* What the task requires *
Take the records underneath and set them down exactly.

*** Source records ***

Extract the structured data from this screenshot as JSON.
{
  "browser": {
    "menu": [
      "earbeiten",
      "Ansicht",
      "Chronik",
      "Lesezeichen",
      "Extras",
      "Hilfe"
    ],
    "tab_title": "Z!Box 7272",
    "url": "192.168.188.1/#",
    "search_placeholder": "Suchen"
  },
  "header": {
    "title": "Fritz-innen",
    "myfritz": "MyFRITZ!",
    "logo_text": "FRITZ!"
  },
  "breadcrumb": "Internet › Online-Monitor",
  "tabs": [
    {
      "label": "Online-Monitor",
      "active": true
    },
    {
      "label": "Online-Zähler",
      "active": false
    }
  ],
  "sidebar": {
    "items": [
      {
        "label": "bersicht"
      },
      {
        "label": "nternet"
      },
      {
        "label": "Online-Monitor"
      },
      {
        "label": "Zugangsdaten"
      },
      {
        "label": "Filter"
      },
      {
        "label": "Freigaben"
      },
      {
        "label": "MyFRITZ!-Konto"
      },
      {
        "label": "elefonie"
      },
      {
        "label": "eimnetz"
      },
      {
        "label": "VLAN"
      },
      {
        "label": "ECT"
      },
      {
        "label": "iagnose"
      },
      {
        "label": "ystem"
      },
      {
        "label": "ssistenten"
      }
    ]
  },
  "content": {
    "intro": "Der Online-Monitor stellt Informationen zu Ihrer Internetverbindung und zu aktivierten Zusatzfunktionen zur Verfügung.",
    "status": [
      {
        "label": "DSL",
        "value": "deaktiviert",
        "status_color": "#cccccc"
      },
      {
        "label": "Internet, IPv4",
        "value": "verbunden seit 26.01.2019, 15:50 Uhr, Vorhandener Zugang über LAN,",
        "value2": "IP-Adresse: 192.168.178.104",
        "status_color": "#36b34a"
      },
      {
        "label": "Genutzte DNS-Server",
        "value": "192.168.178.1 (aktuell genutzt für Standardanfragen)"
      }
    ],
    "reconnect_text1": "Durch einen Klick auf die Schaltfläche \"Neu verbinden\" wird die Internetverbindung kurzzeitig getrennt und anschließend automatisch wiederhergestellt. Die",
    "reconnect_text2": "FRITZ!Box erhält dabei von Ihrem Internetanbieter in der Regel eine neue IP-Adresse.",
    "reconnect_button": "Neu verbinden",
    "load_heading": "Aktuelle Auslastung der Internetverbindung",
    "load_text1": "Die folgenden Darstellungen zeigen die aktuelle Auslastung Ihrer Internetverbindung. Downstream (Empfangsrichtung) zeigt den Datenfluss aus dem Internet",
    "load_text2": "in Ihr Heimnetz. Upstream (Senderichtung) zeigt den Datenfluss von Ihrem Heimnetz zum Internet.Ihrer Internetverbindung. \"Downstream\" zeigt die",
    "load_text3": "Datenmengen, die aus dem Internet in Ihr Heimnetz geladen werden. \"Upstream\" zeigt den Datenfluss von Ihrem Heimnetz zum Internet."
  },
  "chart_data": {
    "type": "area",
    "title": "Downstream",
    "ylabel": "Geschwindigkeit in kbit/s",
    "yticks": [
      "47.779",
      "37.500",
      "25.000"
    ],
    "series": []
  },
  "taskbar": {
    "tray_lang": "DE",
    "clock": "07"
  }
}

***

* The answer *
Extract the structured data from this screenshot as JSON.
{
  "browser": {
    "menu": [
      "earbeiten",
      "Ansicht",
      "Chronik",
      "Lesezeichen",
      "Extras",
      "Hilfe"
    ],
    "tab_title": "Z!Box 7272",
    "url": "192.168.188.1/#",
    "search_placeholder": "Suchen"
  },
  "header": {
    "title": "Fritz-innen",
    "myfritz": "MyFRITZ!",
    "logo_text": "FRITZ!"
  },
  "breadcrumb": "Internet › Online-Monitor",
  "tabs": [
    {
      "label": "Online-Monitor",
      "active": true
    },
    {
      "label": "Online-Zähler",
      "active": false
    }
  ],
  "sidebar": {
    "items": [
      {
        "label": "bersicht"
      },
      {
        "label": "nternet"
      },
      {
        "label": "Online-Monitor"
      },
      {
        "label": "Zugangsdaten"
      },
      {
        "label": "Filter"
      },
      {
        "label": "Freigaben"
      },
      {
        "label": "MyFRITZ!-Konto"
      },
      {
        "label": "elefonie"
      },
      {
        "label": "eimnetz"
      },
      {
        "label": "VLAN"
      },
      {
        "label": "ECT"
      },
      {
        "label": "iagnose"
      },
      {
        "label": "ystem"
      },
      {
        "label": "ssistenten"
      }
    ]
  },
  "content": {
    "intro": "Der Online-Monitor stellt Informationen zu Ihrer Internetverbindung und zu aktivierten Zusatzfunktionen zur Verfügung.",
    "status": [
      {
        "label": "DSL",
        "value": "deaktiviert",
        "status_color": "#cccccc"
      },
      {
        "label": "Internet, IPv4",
        "value": "verbunden seit 26.01.2019, 15:50 Uhr, Vorhandener Zugang über LAN,",
        "value2": "IP-Adresse: 192.168.178.104",
        "status_color": "#36b34a"
      },
      {
        "label": "Genutzte DNS-Server",
        "value": "192.168.178.1 (aktuell genutzt für Standardanfragen)"
      }
    ],
    "reconnect_text1": "Durch einen Klick auf die Schaltfläche \"Neu verbinden\" wird die Internetverbindung kurzzeitig getrennt und anschließend automatisch wiederhergestellt. Die",
    "reconnect_text2": "FRITZ!Box erhält dabei von Ihrem Internetanbieter in der Regel eine neue IP-Adresse.",
    "reconnect_button": "Neu verbinden",
    "load_heading": "Aktuelle Auslastung der Internetverbindung",
    "load_text1": "Die folgenden Darstellungen zeigen die aktuelle Auslastung Ihrer Internetverbindung. Downstream (Empfangsrichtung) zeigt den Datenfluss aus dem Internet",
    "load_text2": "in Ihr Heimnetz. Upstream (Senderichtung) zeigt den Datenfluss von Ihrem Heimnetz zum Internet.Ihrer Internetverbindung. \"Downstream\" zeigt die",
    "load_text3": "Datenmengen, die aus dem Internet in Ihr Heimnetz geladen werden. \"Upstream\" zeigt den Datenfluss von Ihrem Heimnetz zum Internet."
  },
  "chart_data": {
    "type": "area",
    "title": "Downstream",
    "ylabel": "Geschwindigkeit in kbit/s",
    "yticks": [
      "47.779",
      "37.500",
      "25.000"
    ],
    "series": []
  },
  "taskbar": {
    "tray_lang": "DE",
    "clock": "07"
  }
}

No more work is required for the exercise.